------ Dataset content ------
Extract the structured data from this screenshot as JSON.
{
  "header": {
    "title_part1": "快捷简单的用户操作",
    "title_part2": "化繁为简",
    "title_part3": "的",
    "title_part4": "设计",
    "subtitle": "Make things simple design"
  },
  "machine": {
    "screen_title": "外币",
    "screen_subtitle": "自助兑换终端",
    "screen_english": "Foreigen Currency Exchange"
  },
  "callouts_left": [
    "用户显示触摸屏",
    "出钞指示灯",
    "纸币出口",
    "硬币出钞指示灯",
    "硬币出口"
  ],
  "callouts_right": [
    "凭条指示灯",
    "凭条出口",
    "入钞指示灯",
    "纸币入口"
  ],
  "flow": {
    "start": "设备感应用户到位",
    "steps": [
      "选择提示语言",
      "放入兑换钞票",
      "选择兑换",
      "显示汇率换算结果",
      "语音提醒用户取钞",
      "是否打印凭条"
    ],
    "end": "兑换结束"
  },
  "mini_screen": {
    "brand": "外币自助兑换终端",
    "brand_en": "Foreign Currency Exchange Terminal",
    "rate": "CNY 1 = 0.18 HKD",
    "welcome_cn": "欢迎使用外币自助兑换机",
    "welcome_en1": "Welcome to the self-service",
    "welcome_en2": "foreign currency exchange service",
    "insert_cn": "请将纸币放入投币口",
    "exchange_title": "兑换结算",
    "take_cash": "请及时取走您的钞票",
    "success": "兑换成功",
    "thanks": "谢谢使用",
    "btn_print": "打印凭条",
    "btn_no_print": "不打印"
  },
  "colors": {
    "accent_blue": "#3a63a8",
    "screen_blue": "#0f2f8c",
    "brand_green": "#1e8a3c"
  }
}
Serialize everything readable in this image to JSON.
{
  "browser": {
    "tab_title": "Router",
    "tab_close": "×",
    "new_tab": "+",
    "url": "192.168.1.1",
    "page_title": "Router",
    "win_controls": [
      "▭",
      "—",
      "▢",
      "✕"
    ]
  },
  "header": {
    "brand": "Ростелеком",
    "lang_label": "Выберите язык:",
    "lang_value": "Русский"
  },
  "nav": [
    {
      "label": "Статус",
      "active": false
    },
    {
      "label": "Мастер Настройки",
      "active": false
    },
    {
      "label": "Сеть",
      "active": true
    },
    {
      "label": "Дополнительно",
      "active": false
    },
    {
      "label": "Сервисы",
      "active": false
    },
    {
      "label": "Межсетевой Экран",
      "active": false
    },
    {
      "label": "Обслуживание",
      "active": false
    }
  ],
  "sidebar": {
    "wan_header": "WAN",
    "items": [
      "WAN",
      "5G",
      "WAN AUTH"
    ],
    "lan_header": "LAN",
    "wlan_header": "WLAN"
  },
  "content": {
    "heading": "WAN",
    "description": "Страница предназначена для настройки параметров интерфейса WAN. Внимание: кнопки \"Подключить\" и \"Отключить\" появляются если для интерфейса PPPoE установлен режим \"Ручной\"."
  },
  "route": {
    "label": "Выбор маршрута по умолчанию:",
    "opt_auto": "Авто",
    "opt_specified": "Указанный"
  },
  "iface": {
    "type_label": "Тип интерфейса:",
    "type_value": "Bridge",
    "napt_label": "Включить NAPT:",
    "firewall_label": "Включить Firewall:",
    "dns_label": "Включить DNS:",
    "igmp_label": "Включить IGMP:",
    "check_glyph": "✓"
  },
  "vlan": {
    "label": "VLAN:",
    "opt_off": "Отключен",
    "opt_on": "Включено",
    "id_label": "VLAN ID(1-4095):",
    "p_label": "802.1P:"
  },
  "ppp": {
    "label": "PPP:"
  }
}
------
#### Task brief:
Repeat word for word the lines running from the line containing "Serialize everything readable" to the end of the entries above, inclusive.

#### Result for this task:
Serialize everything readable in this image to JSON.
{
  "browser": {
    "tab_title": "Router",
    "tab_close": "×",
    "new_tab": "+",
    "url": "192.168.1.1",
    "page_title": "Router",
    "win_controls": [
      "▭",
      "—",
      "▢",
      "✕"
    ]
  },
  "header": {
    "brand": "Ростелеком",
    "lang_label": "Выберите язык:",
    "lang_value": "Русский"
  },
  "nav": [
    {
      "label": "Статус",
      "active": false
    },
    {
      "label": "Мастер Настройки",
      "active": false
    },
    {
      "label": "Сеть",
      "active": true
    },
    {
      "label": "Дополнительно",
      "active": false
    },
    {
      "label": "Сервисы",
      "active": false
    },
    {
      "label": "Межсетевой Экран",
      "active": false
    },
    {
      "label": "Обслуживание",
      "active": false
    }
  ],
  "sidebar": {
    "wan_header": "WAN",
    "items": [
      "WAN",
      "5G",
      "WAN AUTH"
    ],
    "lan_header": "LAN",
    "wlan_header": "WLAN"
  },
  "content": {
    "heading": "WAN",
    "description": "Страница предназначена для настройки параметров интерфейса WAN. Внимание: кнопки \"Подключить\" и \"Отключить\" появляются если для интерфейса PPPoE установлен режим \"Ручной\"."
  },
  "route": {
    "label": "Выбор маршрута по умолчанию:",
    "opt_auto": "Авто",
    "opt_specified": "Указанный"
  },
  "iface": {
    "type_label": "Тип интерфейса:",
    "type_value": "Bridge",
    "napt_label": "Включить NAPT:",
    "firewall_label": "Включить Firewall:",
    "dns_label": "Включить DNS:",
    "igmp_label": "Включить IGMP:",
    "check_glyph": "✓"
  },
  "vlan": {
    "label": "VLAN:",
    "opt_off": "Отключен",
    "opt_on": "Включено",
    "id_label": "VLAN ID(1-4095):",
    "p_label": "802.1P:"
  },
  "ppp": {
    "label": "PPP:"
  }
}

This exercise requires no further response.